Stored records
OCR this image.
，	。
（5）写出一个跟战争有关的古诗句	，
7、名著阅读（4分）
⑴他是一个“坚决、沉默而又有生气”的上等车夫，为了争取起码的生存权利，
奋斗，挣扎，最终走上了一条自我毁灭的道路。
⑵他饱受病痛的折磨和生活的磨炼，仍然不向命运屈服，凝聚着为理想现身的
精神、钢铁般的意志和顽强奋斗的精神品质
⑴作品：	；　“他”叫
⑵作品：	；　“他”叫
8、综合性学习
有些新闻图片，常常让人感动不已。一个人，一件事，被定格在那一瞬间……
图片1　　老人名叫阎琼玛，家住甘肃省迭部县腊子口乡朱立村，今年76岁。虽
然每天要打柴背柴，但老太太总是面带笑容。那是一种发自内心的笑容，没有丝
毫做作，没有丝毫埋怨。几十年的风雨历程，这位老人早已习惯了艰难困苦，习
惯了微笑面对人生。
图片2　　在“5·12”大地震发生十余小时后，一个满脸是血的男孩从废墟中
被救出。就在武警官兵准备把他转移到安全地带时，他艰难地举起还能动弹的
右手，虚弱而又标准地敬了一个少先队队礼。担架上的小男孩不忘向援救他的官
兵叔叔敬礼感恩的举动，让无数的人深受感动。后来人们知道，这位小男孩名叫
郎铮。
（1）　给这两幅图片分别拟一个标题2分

> **Exercise aim**:
Copy out each record exactly as given, omitting none.

> **Expected answer**:
OCR this image.
，	。
（5）写出一个跟战争有关的古诗句	，
7、名著阅读（4分）
⑴他是一个“坚决、沉默而又有生气”的上等车夫，为了争取起码的生存权利，
奋斗，挣扎，最终走上了一条自我毁灭的道路。
⑵他饱受病痛的折磨和生活的磨炼，仍然不向命运屈服，凝聚着为理想现身的
精神、钢铁般的意志和顽强奋斗的精神品质
⑴作品：	；　“他”叫
⑵作品：	；　“他”叫
8、综合性学习
有些新闻图片，常常让人感动不已。一个人，一件事，被定格在那一瞬间……
图片1　　老人名叫阎琼玛，家住甘肃省迭部县腊子口乡朱立村，今年76岁。虽
然每天要打柴背柴，但老太太总是面带笑容。那是一种发自内心的笑容，没有丝
毫做作，没有丝毫埋怨。几十年的风雨历程，这位老人早已习惯了艰难困苦，习
惯了微笑面对人生。
图片2　　在“5·12”大地震发生十余小时后，一个满脸是血的男孩从废墟中
被救出。就在武警官兵准备把他转移到安全地带时，他艰难地举起还能动弹的
右手，虚弱而又标准地敬了一个少先队队礼。担架上的小男孩不忘向援救他的官
兵叔叔敬礼感恩的举动，让无数的人深受感动。后来人们知道，这位小男孩名叫
郎铮。
（1）　给这两幅图片分别拟一个标题2分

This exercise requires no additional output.